▶ Consegna: Stabilisca se ciascuna delle seguenti affermazioni concorda con la recensione del concerto, rispondendo sì o no e citando testualmente le parole decisive della recensione. 1. Nel Manfred gli archi hanno suonato quasi senza vibrato. 2. La Quinta di Beethoven è stata eseguita con tempi lenti. 3. Al termine del concerto l'orchestra ha concesso un bis.

▶ Testo di lettura:
Come si è accennato, sul podio Chailly ha evitato ogni spigolosità in un Manfred di raccolta bellezza, giocato su sonorità morbide e lievi, senza quasi vibrato negli archi e con pochissimi rallentandi nel fraseggio. È accaduto lo stesso in Haydn, dove non avrebbe guastato qualche guizzo in più sul piano del ritmo e dell’invenzione timbrica, ma che era un gioiello di equilibrio formale e soprattutto sonoro, con pianissimi gestiti alla perfezione e un secondo movimento – quello con l’accompagnamento alla maniera di una pendola, a cui si deve il sottotiolo alla sinfonia – delizioso e perfino lezioso nei suoi pizzicati perfettamente in sincronia, nei suoi temi presentati cordialmente, nella serenità familiare e borghese che pervadeva ogni nota. Poi un Minuetto con trio popolare ma non troppo ed un Finale mosso ma anche in questo caso senza eccessi, perché al KKL si avvertiva prima di tutto la gioia di riprendere a fare musica, senza la preoccupazione da parte di orchestra e direttore di mostrare muscoli e virtuosismo.
Anche la Quinta beethoveniana era sorprendentemente rapida, anzi rapidissima nel suo fluire traboccante di energia. Gli esiti sono stati interessanti, perché la musica si è rivelata di un’estrema trasparenza anche nel dramma e quasi tutto veniva delineato con una precisione ed insieme con una naturalezza rare. Penso al sinuoso tema cantabile del secondo movimento che le viole e i violoncelli dell’Orchestra di Lucerna hanno trasformato in morbido e prezioso velluto ed al fugato del terzo, affrontato a velocità pazzesca ma in assoluta tranquillità in un emozionante crescendo ritmico che sfociava nelle battute di transizione verso il finale, con i pizzicati in pianissimo degli archi che apparivano sottili fino all’inverosimile e perfettamente a piombo. Il Finale, un poco retorico nella sonorità, era di notevole qualità per quanto riguarda compattezza sonora e precisione esecutiva, con una coda così rapinosa e leggera che sembrava fatta apposta per chiamare gli applausi della platea.
Ed alla fine gli applausi sono arrivati, lunghissimi e con tanto di standing ovation anche se non c’è stato nessun bis, nonostante le insistenze del pubblico. Il Festival continua in grande stile fino al 12 settembre, riprendendo il discorso interrotto lo scorso anno a causa del Covid, con tanta musica contemporanea (il 4 settembre c’è la prima mondiale del Concerto per pianoforte e orchestra di Rebecca Spandersi) e con il ritorno delle corazzate sinfoniche dei Wiener, dei Berliner, della Mariinsky Orchestra, della London e del Concertgebouw.

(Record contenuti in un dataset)
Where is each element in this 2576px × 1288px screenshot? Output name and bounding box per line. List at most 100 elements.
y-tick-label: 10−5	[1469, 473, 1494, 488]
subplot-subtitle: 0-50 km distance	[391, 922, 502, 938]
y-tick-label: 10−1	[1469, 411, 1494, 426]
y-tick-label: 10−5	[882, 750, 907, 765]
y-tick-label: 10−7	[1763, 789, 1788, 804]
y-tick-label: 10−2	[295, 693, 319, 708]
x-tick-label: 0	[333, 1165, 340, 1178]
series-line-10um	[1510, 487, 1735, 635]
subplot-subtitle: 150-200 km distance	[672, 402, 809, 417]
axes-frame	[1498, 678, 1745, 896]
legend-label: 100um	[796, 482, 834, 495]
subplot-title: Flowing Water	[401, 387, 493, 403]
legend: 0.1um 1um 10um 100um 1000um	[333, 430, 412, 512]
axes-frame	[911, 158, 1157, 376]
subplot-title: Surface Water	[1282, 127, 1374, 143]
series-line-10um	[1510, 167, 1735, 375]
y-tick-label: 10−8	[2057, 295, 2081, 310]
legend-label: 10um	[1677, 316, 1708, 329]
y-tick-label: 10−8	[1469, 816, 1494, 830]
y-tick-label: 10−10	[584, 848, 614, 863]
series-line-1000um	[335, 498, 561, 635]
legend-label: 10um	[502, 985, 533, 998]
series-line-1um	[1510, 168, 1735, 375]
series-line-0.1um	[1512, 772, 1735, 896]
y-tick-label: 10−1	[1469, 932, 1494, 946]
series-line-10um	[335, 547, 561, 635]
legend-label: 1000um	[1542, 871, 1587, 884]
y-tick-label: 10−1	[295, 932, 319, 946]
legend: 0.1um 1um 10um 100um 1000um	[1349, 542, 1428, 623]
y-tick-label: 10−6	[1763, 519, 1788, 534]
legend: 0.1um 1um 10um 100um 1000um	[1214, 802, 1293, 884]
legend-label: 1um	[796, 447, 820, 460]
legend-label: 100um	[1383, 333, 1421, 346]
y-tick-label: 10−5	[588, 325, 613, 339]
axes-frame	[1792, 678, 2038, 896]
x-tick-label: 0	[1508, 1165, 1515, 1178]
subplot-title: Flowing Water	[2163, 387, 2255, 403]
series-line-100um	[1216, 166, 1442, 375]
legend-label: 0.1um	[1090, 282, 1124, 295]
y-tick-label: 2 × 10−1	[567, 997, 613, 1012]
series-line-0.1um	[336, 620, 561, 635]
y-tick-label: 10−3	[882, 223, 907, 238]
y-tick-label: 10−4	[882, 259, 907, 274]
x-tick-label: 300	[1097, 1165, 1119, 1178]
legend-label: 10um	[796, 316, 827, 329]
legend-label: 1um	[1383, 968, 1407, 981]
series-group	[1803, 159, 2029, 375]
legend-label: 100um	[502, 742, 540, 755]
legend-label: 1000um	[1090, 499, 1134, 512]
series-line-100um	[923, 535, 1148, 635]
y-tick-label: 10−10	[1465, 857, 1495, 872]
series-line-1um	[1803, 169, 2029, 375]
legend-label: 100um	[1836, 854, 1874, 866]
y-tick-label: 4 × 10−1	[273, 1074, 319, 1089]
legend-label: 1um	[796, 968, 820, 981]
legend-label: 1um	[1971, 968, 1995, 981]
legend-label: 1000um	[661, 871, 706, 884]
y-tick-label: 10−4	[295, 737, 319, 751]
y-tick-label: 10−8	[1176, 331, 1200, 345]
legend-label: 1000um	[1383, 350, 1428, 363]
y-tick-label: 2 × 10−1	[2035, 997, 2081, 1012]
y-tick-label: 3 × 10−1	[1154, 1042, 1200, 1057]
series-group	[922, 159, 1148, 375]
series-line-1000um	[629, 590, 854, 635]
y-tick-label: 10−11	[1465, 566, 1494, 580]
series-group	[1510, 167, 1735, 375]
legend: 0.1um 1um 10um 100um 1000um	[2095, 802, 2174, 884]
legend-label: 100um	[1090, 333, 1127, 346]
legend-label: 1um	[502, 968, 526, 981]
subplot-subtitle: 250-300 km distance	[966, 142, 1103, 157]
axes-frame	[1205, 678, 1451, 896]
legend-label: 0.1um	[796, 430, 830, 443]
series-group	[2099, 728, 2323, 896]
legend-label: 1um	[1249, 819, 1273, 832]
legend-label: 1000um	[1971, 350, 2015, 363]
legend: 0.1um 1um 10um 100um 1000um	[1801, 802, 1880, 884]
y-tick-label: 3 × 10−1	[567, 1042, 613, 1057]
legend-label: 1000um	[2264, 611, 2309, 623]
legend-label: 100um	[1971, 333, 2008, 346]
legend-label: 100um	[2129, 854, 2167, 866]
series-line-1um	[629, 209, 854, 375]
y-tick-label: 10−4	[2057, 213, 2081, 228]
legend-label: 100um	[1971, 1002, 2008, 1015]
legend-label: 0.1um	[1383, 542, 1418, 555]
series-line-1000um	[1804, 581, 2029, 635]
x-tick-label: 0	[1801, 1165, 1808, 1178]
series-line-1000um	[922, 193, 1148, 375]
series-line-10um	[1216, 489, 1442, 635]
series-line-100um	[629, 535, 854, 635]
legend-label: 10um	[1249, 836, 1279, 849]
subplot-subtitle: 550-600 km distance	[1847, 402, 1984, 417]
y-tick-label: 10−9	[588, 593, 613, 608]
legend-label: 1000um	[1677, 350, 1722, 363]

▶ Compito svolto:
1. Sì: «senza quasi vibrato negli archi».
2. No: «sorprendentemente rapida, anzi rapidissima».
3. No: «non c’è stato nessun bis, nonostante le insistenze del pubblico».